SHORT TASK -
Will you output all of the data below exactly, omitting the images?
** Start of MATERIAL **
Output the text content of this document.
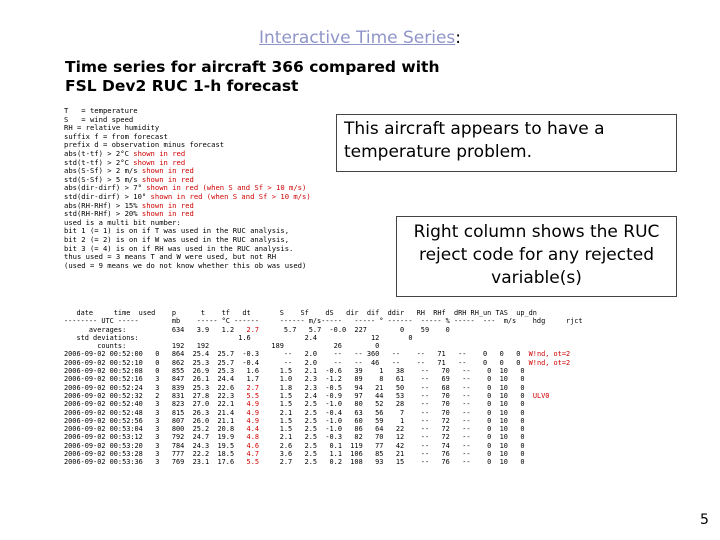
Interactive Time Series:
Time series for aircraft 366 compared with FSL Dev2 RUC 1-h forecast
T   = temperature
S   = wind speed
RH = relative humidity
suffix f = from forecast
prefix d = observation minus forecast
abs(t-tf) > 2°C shown in red
std(t-tf) > 2°C shown in red
abs(S-Sf) > 2 m/s shown in red
std(S-Sf) > 5 m/s shown in red
abs(dir-dirf) > 7° shown in red (when S and Sf > 10 m/s)
std(dir-dirf) > 10° shown in red (when S and Sf > 10 m/s)
abs(RH-RHf) > 15% shown in red
std(RH-RHf) > 20% shown in red
used is a multi bit number:
bit 1 (= 1) is on if T was used in the RUC analysis,
bit 2 (= 2) is on if W was used in the RUC analysis,
bit 3 (= 4) is on if RH was used in the RUC analysis.
thus used = 3 means T and W were used, but not RH
(used = 9 means we do not know whether this ob was used)
date     time  used    p      t    tf   dt       S    Sf    dS   dir  dif  ddir   RH  RHf  dRH RH_un TAS  up_dn
-------- UTC -----        mb    ----- °C ------     ------ m/s-----   ----- ° ------  ----- % -----  ---  m/s    hdg     rjct
averages:           634   3.9   1.2   2.7      5.7   5.7  -0.0  227        0    59    0
std deviations:                        1.6             2.4             12       0
counts:           192   192               189            26        0
2006-09-02 00:52:00   0   864  25.4  25.7  -0.3      --   2.0    --   -- 360   --    --   71   --    0   0   0  W!nd, ot=2
2006-09-02 00:52:10   0   862  25.3  25.7  -0.4      --   2.0    --   --  46   --    --   71   --    0   0   0  W!nd, ot=2
2006-09-02 00:52:08   0   855  26.9  25.3   1.6     1.5   2.1  -0.6   39    1   38    --   70   --    0  10   0
2006-09-02 00:52:16   3   847  26.1  24.4   1.7     1.0   2.3  -1.2   89    8   61    --   69   --    0  10   0
2006-09-02 00:52:24   3   839  25.3  22.6   2.7     1.8   2.3  -0.5   94   21   50    --   68   --    0  10   0
2006-09-02 00:52:32   2   831  27.8  22.3   5.5     1.5   2.4  -0.9   97   44   53    --   70   --    0  10   0  ULV0
2006-09-02 00:52:40   3   823  27.0  22.1   4.9     1.5   2.5  -1.0   80   52   28    --   70   --    0  10   0
2006-09-02 00:52:48   3   815  26.3  21.4   4.9     2.1   2.5  -0.4   63   56    7    --   70   --    0  10   0
2006-09-02 00:52:56   3   807  26.0  21.1   4.9     1.5   2.5  -1.0   60   59    1    --   72   --    0  10   0
2006-09-02 00:53:04   3   800  25.2  20.8   4.4     1.5   2.5  -1.0   86   64   22    --   72   --    0  10   0
2006-09-02 00:53:12   3   792  24.7  19.9   4.8     2.1   2.5  -0.3   82   70   12    --   72   --    0  10   0
2006-09-02 00:53:20   3   784  24.3  19.5   4.6     2.6   2.5   0.1  119   77   42    --   74   --    0  10   0
2006-09-02 00:53:28   3   777  22.2  18.5   4.7     3.6   2.5   1.1  106   85   21    --   76   --    0  10   0
2006-09-02 00:53:36   3   769  23.1  17.6   5.5     2.7   2.5   0.2  108   93   15    --   76   --    0  10   0
This aircraft appears to have a temperature problem.
Right column shows the RUC reject code for any rejected variable(s)
5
** End of MATERIAL **
CORRECT OUTPUT -
Output the text content of this document.
Interactive Time Series:
Time series for aircraft 366 compared with FSL Dev2 RUC 1-h forecast
T   = temperature
S   = wind speed
RH = relative humidity
suffix f = from forecast
prefix d = observation minus forecast
abs(t-tf) > 2°C shown in red
std(t-tf) > 2°C shown in red
abs(S-Sf) > 2 m/s shown in red
std(S-Sf) > 5 m/s shown in red
abs(dir-dirf) > 7° shown in red (when S and Sf > 10 m/s)
std(dir-dirf) > 10° shown in red (when S and Sf > 10 m/s)
abs(RH-RHf) > 15% shown in red
std(RH-RHf) > 20% shown in red
used is a multi bit number:
bit 1 (= 1) is on if T was used in the RUC analysis,
bit 2 (= 2) is on if W was used in the RUC analysis,
bit 3 (= 4) is on if RH was used in the RUC analysis.
thus used = 3 means T and W were used, but not RH
(used = 9 means we do not know whether this ob was used)
date     time  used    p      t    tf   dt       S    Sf    dS   dir  dif  ddir   RH  RHf  dRH RH_un TAS  up_dn
-------- UTC -----        mb    ----- °C ------     ------ m/s-----   ----- ° ------  ----- % -----  ---  m/s    hdg     rjct
averages:           634   3.9   1.2   2.7      5.7   5.7  -0.0  227        0    59    0
std deviations:                        1.6             2.4             12       0
counts:           192   192               189            26        0
2006-09-02 00:52:00   0   864  25.4  25.7  -0.3      --   2.0    --   -- 360   --    --   71   --    0   0   0  W!nd, ot=2
2006-09-02 00:52:10   0   862  25.3  25.7  -0.4      --   2.0    --   --  46   --    --   71   --    0   0   0  W!nd, ot=2
2006-09-02 00:52:08   0   855  26.9  25.3   1.6     1.5   2.1  -0.6   39    1   38    --   70   --    0  10   0
2006-09-02 00:52:16   3   847  26.1  24.4   1.7     1.0   2.3  -1.2   89    8   61    --   69   --    0  10   0
2006-09-02 00:52:24   3   839  25.3  22.6   2.7     1.8   2.3  -0.5   94   21   50    --   68   --    0  10   0
2006-09-02 00:52:32   2   831  27.8  22.3   5.5     1.5   2.4  -0.9   97   44   53    --   70   --    0  10   0  ULV0
2006-09-02 00:52:40   3   823  27.0  22.1   4.9     1.5   2.5  -1.0   80   52   28    --   70   --    0  10   0
2006-09-02 00:52:48   3   815  26.3  21.4   4.9     2.1   2.5  -0.4   63   56    7    --   70   --    0  10   0
2006-09-02 00:52:56   3   807  26.0  21.1   4.9     1.5   2.5  -1.0   60   59    1    --   72   --    0  10   0
2006-09-02 00:53:04   3   800  25.2  20.8   4.4     1.5   2.5  -1.0   86   64   22    --   72   --    0  10   0
2006-09-02 00:53:12   3   792  24.7  19.9   4.8     2.1   2.5  -0.3   82   70   12    --   72   --    0  10   0
2006-09-02 00:53:20   3   784  24.3  19.5   4.6     2.6   2.5   0.1  119   77   42    --   74   --    0  10   0
2006-09-02 00:53:28   3   777  22.2  18.5   4.7     3.6   2.5   1.1  106   85   21    --   76   --    0  10   0
2006-09-02 00:53:36   3   769  23.1  17.6   5.5     2.7   2.5   0.2  108   93   15    --   76   --    0  10   0
This aircraft appears to have a temperature problem.
Right column shows the RUC reject code for any rejected variable(s)
5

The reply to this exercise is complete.